WHAT IS NEEDED:
Reproduce every line of the data below without alteration, omitting the pictures.

RECORDS FOR THE EXERCISE:
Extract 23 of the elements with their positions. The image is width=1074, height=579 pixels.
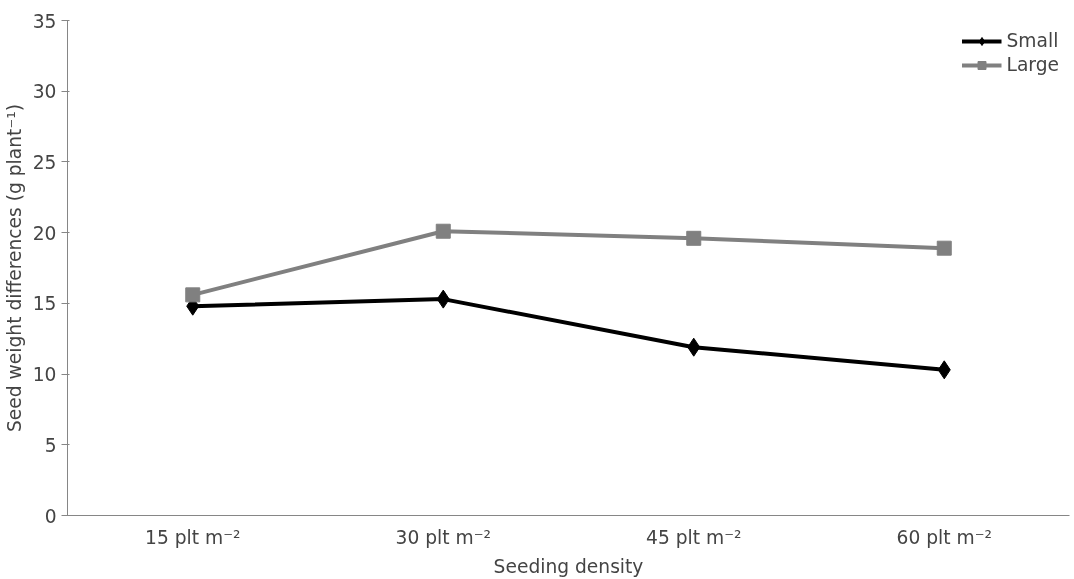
legend-label: Large: [1006, 54, 1059, 75]
point: [937, 360, 951, 380]
y-tick-label: 20: [32, 222, 57, 244]
y-tick-label: 15: [32, 293, 57, 315]
point: [687, 337, 701, 357]
point: [185, 287, 201, 303]
legend-label: Small: [1006, 30, 1059, 51]
x-tick-label: 30 plt m⁻²: [395, 526, 491, 548]
x-tick-label: 15 plt m⁻²: [145, 526, 241, 548]
y-tick-label: 25: [32, 151, 57, 173]
y-tick-label: 35: [32, 10, 57, 32]
point: [435, 223, 451, 239]
point: [436, 289, 450, 309]
y-axis-title: Seed weight differences (g plant⁻¹): [3, 104, 25, 432]
point: [686, 230, 702, 246]
point: [936, 240, 952, 256]
x-tick-label: 60 plt m⁻²: [896, 526, 992, 548]
y-tick-label: 0: [44, 505, 57, 527]
y-tick-label: 10: [32, 364, 57, 386]
y-tick-label: 30: [32, 81, 57, 103]
y-tick-label: 5: [44, 434, 57, 456]
x-tick-label: 45 plt m⁻²: [646, 526, 742, 548]
x-axis-title: Seeding density: [493, 555, 644, 577]
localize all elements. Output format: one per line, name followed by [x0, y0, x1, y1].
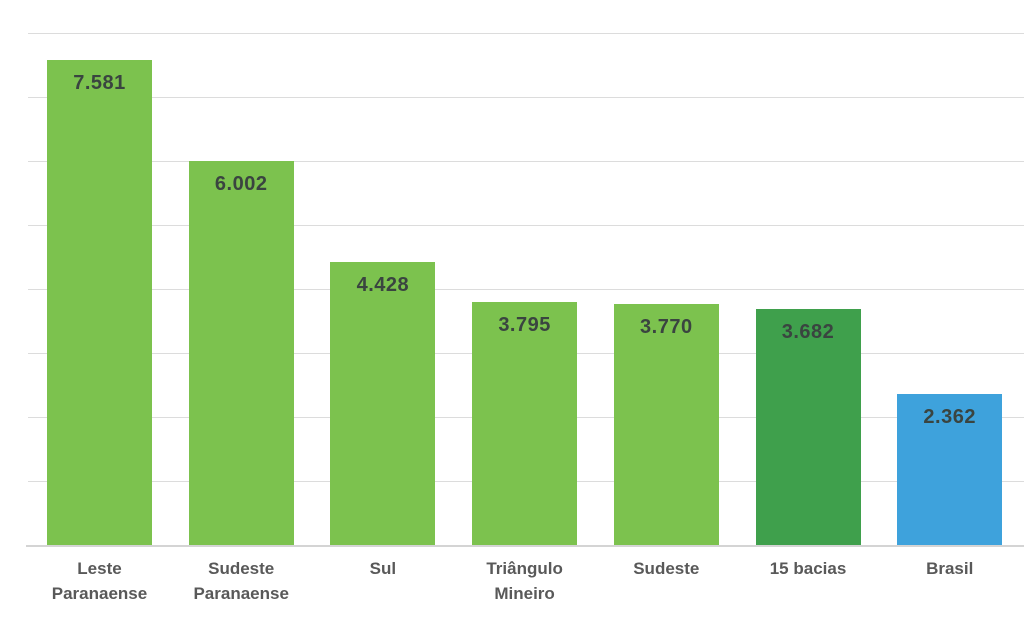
gridline-4000	[28, 289, 1024, 290]
category-label: Sudeste Paranaense	[193, 559, 289, 603]
x-axis-line	[26, 545, 1024, 547]
value-label: 6.002	[214, 172, 268, 195]
bar-sul: 4.428	[330, 261, 436, 545]
value-label: 3.682	[781, 321, 835, 344]
value-label: 3.770	[640, 315, 693, 338]
bar-tri-ngulo-mineiro: 3.795	[472, 302, 578, 545]
bar-leste-paranaense: 7.581	[47, 59, 152, 545]
category-label: Brasil	[926, 559, 974, 578]
category-label: Sul	[369, 559, 397, 578]
bar-15-bacias: 3.682	[755, 309, 861, 545]
category-label: Leste Paranaense	[51, 559, 148, 603]
gridline-7000	[28, 97, 1024, 98]
value-label: 7.581	[73, 71, 126, 94]
bar-sudeste-paranaense: 6.002	[188, 160, 294, 545]
category-label: Sudeste	[633, 559, 700, 578]
category-label: 15 bacias	[769, 559, 847, 578]
value-label: 2.362	[923, 405, 976, 428]
bar-brasil: 2.362	[897, 393, 1003, 545]
gridline-5000	[28, 225, 1024, 226]
value-label: 3.795	[498, 314, 551, 337]
category-label: Triângulo Mineiro	[486, 559, 563, 603]
value-label: 4.428	[356, 273, 410, 296]
bar-sudeste: 3.770	[613, 303, 719, 545]
gridline-8000	[28, 33, 1024, 34]
gridline-6000	[28, 161, 1024, 162]
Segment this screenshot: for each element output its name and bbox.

SOLVED PROBLEM:
Extract 23 of the elements with their positions. The image is width=1074, height=579 pixels.
legend-label: Large: [1006, 54, 1059, 75]
point: [937, 360, 951, 380]
y-tick-label: 20: [32, 222, 57, 244]
y-tick-label: 15: [32, 293, 57, 315]
point: [687, 337, 701, 357]
point: [185, 287, 201, 303]
legend-label: Small: [1006, 30, 1059, 51]
x-tick-label: 30 plt m⁻²: [395, 526, 491, 548]
x-tick-label: 15 plt m⁻²: [145, 526, 241, 548]
y-tick-label: 25: [32, 151, 57, 173]
y-tick-label: 35: [32, 10, 57, 32]
point: [435, 223, 451, 239]
point: [436, 289, 450, 309]
y-axis-title: Seed weight differences (g plant⁻¹): [3, 104, 25, 432]
point: [686, 230, 702, 246]
point: [936, 240, 952, 256]
x-tick-label: 60 plt m⁻²: [896, 526, 992, 548]
y-tick-label: 0: [44, 505, 57, 527]
y-tick-label: 10: [32, 364, 57, 386]
y-tick-label: 30: [32, 81, 57, 103]
y-tick-label: 5: [44, 434, 57, 456]
x-tick-label: 45 plt m⁻²: [646, 526, 742, 548]
x-axis-title: Seeding density: [493, 555, 644, 577]
localize all elements. Output format: one per line, name followed by [x0, y0, x1, y1].
gridline-4000	[28, 289, 1024, 290]
category-label: Sudeste Paranaense	[193, 559, 289, 603]
x-axis-line	[26, 545, 1024, 547]
value-label: 6.002	[214, 172, 268, 195]
bar-sul: 4.428	[330, 261, 436, 545]
value-label: 3.682	[781, 321, 835, 344]
value-label: 3.770	[640, 315, 693, 338]
bar-tri-ngulo-mineiro: 3.795	[472, 302, 578, 545]
bar-leste-paranaense: 7.581	[47, 59, 152, 545]
category-label: Brasil	[926, 559, 974, 578]
category-label: Sul	[369, 559, 397, 578]
bar-15-bacias: 3.682	[755, 309, 861, 545]
category-label: Leste Paranaense	[51, 559, 148, 603]
gridline-7000	[28, 97, 1024, 98]
value-label: 7.581	[73, 71, 126, 94]
bar-sudeste-paranaense: 6.002	[188, 160, 294, 545]
category-label: Sudeste	[633, 559, 700, 578]
category-label: 15 bacias	[769, 559, 847, 578]
value-label: 2.362	[923, 405, 976, 428]
bar-brasil: 2.362	[897, 393, 1003, 545]
gridline-5000	[28, 225, 1024, 226]
value-label: 3.795	[498, 314, 551, 337]
category-label: Triângulo Mineiro	[486, 559, 563, 603]
value-label: 4.428	[356, 273, 410, 296]
bar-sudeste: 3.770	[613, 303, 719, 545]
gridline-8000	[28, 33, 1024, 34]
gridline-6000	[28, 161, 1024, 162]
Segment this screenshot: for each element output its name and bbox.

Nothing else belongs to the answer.